* What to do *
Take all the material and copy it exactly.

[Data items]
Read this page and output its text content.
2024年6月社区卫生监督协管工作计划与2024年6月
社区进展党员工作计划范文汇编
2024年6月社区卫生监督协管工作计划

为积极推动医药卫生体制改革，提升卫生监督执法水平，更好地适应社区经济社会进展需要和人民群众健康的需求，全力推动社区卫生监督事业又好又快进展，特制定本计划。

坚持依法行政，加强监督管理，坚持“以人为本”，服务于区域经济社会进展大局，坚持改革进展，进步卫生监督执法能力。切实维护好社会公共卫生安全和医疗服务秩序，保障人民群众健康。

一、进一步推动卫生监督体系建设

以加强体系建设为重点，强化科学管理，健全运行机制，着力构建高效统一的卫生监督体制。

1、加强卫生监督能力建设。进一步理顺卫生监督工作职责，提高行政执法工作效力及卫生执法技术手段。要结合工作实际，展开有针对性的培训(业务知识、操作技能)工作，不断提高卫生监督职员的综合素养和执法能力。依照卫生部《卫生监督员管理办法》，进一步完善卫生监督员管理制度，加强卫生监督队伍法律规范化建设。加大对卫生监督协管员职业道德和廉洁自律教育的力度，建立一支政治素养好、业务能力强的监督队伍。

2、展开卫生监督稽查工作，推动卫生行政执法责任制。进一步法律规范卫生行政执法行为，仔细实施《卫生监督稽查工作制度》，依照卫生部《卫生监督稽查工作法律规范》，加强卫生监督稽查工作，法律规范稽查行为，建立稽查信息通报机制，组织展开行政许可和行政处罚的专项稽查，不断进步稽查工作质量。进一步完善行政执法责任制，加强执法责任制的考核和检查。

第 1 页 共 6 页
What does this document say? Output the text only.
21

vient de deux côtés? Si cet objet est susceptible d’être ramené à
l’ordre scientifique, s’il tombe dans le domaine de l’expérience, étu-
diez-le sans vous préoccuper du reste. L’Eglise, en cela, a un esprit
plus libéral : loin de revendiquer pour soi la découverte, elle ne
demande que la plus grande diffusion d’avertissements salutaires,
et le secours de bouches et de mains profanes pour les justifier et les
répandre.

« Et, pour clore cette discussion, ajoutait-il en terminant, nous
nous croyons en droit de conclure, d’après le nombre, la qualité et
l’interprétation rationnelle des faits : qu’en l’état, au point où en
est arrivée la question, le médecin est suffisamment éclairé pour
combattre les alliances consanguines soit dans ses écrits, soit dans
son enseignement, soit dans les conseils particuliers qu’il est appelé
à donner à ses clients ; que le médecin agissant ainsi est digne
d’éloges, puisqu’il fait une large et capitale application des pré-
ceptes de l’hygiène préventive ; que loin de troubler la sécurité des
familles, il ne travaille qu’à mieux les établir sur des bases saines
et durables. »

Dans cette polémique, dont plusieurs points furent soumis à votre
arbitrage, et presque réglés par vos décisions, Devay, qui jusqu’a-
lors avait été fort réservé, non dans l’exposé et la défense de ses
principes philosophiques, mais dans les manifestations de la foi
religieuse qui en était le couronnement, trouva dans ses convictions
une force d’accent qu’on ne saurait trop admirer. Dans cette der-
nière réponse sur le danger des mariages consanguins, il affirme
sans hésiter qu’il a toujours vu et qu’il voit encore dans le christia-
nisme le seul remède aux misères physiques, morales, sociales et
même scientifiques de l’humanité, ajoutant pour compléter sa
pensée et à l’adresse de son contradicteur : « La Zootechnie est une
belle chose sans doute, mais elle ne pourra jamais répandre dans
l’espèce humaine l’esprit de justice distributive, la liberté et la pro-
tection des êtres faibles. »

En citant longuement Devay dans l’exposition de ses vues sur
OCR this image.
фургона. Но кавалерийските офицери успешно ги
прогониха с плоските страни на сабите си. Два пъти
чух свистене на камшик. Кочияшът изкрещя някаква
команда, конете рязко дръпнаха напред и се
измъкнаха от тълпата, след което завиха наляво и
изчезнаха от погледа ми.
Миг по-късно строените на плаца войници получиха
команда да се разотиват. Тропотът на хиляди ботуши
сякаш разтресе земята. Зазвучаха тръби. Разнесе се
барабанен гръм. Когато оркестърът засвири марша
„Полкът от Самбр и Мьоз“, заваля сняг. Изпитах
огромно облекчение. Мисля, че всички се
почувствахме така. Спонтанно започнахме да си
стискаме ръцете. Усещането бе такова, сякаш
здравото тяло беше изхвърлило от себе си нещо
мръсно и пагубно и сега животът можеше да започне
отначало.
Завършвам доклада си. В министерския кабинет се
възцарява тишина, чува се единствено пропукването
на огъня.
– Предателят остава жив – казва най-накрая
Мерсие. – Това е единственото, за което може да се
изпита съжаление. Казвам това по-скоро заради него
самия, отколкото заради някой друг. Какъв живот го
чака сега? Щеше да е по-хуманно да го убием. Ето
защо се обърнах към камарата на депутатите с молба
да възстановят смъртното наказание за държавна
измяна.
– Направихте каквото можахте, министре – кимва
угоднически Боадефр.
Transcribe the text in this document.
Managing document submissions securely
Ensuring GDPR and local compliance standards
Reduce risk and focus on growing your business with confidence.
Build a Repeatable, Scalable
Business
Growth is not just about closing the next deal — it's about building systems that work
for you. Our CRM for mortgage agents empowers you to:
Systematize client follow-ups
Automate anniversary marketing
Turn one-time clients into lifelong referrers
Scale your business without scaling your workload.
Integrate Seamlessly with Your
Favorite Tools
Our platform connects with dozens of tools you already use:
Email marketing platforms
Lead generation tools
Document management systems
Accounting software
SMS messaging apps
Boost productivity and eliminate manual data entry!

* Output for this task *
Read this page and output its text content.
2024年6月社区卫生监督协管工作计划与2024年6月
社区进展党员工作计划范文汇编
2024年6月社区卫生监督协管工作计划

为积极推动医药卫生体制改革，提升卫生监督执法水平，更好地适应社区经济社会进展需要和人民群众健康的需求，全力推动社区卫生监督事业又好又快进展，特制定本计划。

坚持依法行政，加强监督管理，坚持“以人为本”，服务于区域经济社会进展大局，坚持改革进展，进步卫生监督执法能力。切实维护好社会公共卫生安全和医疗服务秩序，保障人民群众健康。

一、进一步推动卫生监督体系建设

以加强体系建设为重点，强化科学管理，健全运行机制，着力构建高效统一的卫生监督体制。

1、加强卫生监督能力建设。进一步理顺卫生监督工作职责，提高行政执法工作效力及卫生执法技术手段。要结合工作实际，展开有针对性的培训(业务知识、操作技能)工作，不断提高卫生监督职员的综合素养和执法能力。依照卫生部《卫生监督员管理办法》，进一步完善卫生监督员管理制度，加强卫生监督队伍法律规范化建设。加大对卫生监督协管员职业道德和廉洁自律教育的力度，建立一支政治素养好、业务能力强的监督队伍。

2、展开卫生监督稽查工作，推动卫生行政执法责任制。进一步法律规范卫生行政执法行为，仔细实施《卫生监督稽查工作制度》，依照卫生部《卫生监督稽查工作法律规范》，加强卫生监督稽查工作，法律规范稽查行为，建立稽查信息通报机制，组织展开行政许可和行政处罚的专项稽查，不断进步稽查工作质量。进一步完善行政执法责任制，加强执法责任制的考核和检查。

第 1 页 共 6 页
What does this document say? Output the text only.
21

vient de deux côtés? Si cet objet est susceptible d’être ramené à
l’ordre scientifique, s’il tombe dans le domaine de l’expérience, étu-
diez-le sans vous préoccuper du reste. L’Eglise, en cela, a un esprit
plus libéral : loin de revendiquer pour soi la découverte, elle ne
demande que la plus grande diffusion d’avertissements salutaires,
et le secours de bouches et de mains profanes pour les justifier et les
répandre.

« Et, pour clore cette discussion, ajoutait-il en terminant, nous
nous croyons en droit de conclure, d’après le nombre, la qualité et
l’interprétation rationnelle des faits : qu’en l’état, au point où en
est arrivée la question, le médecin est suffisamment éclairé pour
combattre les alliances consanguines soit dans ses écrits, soit dans
son enseignement, soit dans les conseils particuliers qu’il est appelé
à donner à ses clients ; que le médecin agissant ainsi est digne
d’éloges, puisqu’il fait une large et capitale application des pré-
ceptes de l’hygiène préventive ; que loin de troubler la sécurité des
familles, il ne travaille qu’à mieux les établir sur des bases saines
et durables. »

Dans cette polémique, dont plusieurs points furent soumis à votre
arbitrage, et presque réglés par vos décisions, Devay, qui jusqu’a-
lors avait été fort réservé, non dans l’exposé et la défense de ses
principes philosophiques, mais dans les manifestations de la foi
religieuse qui en était le couronnement, trouva dans ses convictions
une force d’accent qu’on ne saurait trop admirer. Dans cette der-
nière réponse sur le danger des mariages consanguins, il affirme
sans hésiter qu’il a toujours vu et qu’il voit encore dans le christia-
nisme le seul remède aux misères physiques, morales, sociales et
même scientifiques de l’humanité, ajoutant pour compléter sa
pensée et à l’adresse de son contradicteur : « La Zootechnie est une
belle chose sans doute, mais elle ne pourra jamais répandre dans
l’espèce humaine l’esprit de justice distributive, la liberté et la pro-
tection des êtres faibles. »

En citant longuement Devay dans l’exposition de ses vues sur
OCR this image.
фургона. Но кавалерийските офицери успешно ги
прогониха с плоските страни на сабите си. Два пъти
чух свистене на камшик. Кочияшът изкрещя някаква
команда, конете рязко дръпнаха напред и се
измъкнаха от тълпата, след което завиха наляво и
изчезнаха от погледа ми.
Миг по-късно строените на плаца войници получиха
команда да се разотиват. Тропотът на хиляди ботуши
сякаш разтресе земята. Зазвучаха тръби. Разнесе се
барабанен гръм. Когато оркестърът засвири марша
„Полкът от Самбр и Мьоз“, заваля сняг. Изпитах
огромно облекчение. Мисля, че всички се
почувствахме така. Спонтанно започнахме да си
стискаме ръцете. Усещането бе такова, сякаш
здравото тяло беше изхвърлило от себе си нещо
мръсно и пагубно и сега животът можеше да започне
отначало.
Завършвам доклада си. В министерския кабинет се
възцарява тишина, чува се единствено пропукването
на огъня.
– Предателят остава жив – казва най-накрая
Мерсие. – Това е единственото, за което може да се
изпита съжаление. Казвам това по-скоро заради него
самия, отколкото заради някой друг. Какъв живот го
чака сега? Щеше да е по-хуманно да го убием. Ето
защо се обърнах към камарата на депутатите с молба
да възстановят смъртното наказание за държавна
измяна.
– Направихте каквото можахте, министре – кимва
угоднически Боадефр.
Transcribe the text in this document.
Managing document submissions securely
Ensuring GDPR and local compliance standards
Reduce risk and focus on growing your business with confidence.
Build a Repeatable, Scalable
Business
Growth is not just about closing the next deal — it's about building systems that work
for you. Our CRM for mortgage agents empowers you to:
Systematize client follow-ups
Automate anniversary marketing
Turn one-time clients into lifelong referrers
Scale your business without scaling your workload.
Integrate Seamlessly with Your
Favorite Tools
Our platform connects with dozens of tools you already use:
Email marketing platforms
Lead generation tools
Document management systems
Accounting software
SMS messaging apps
Boost productivity and eliminate manual data entry!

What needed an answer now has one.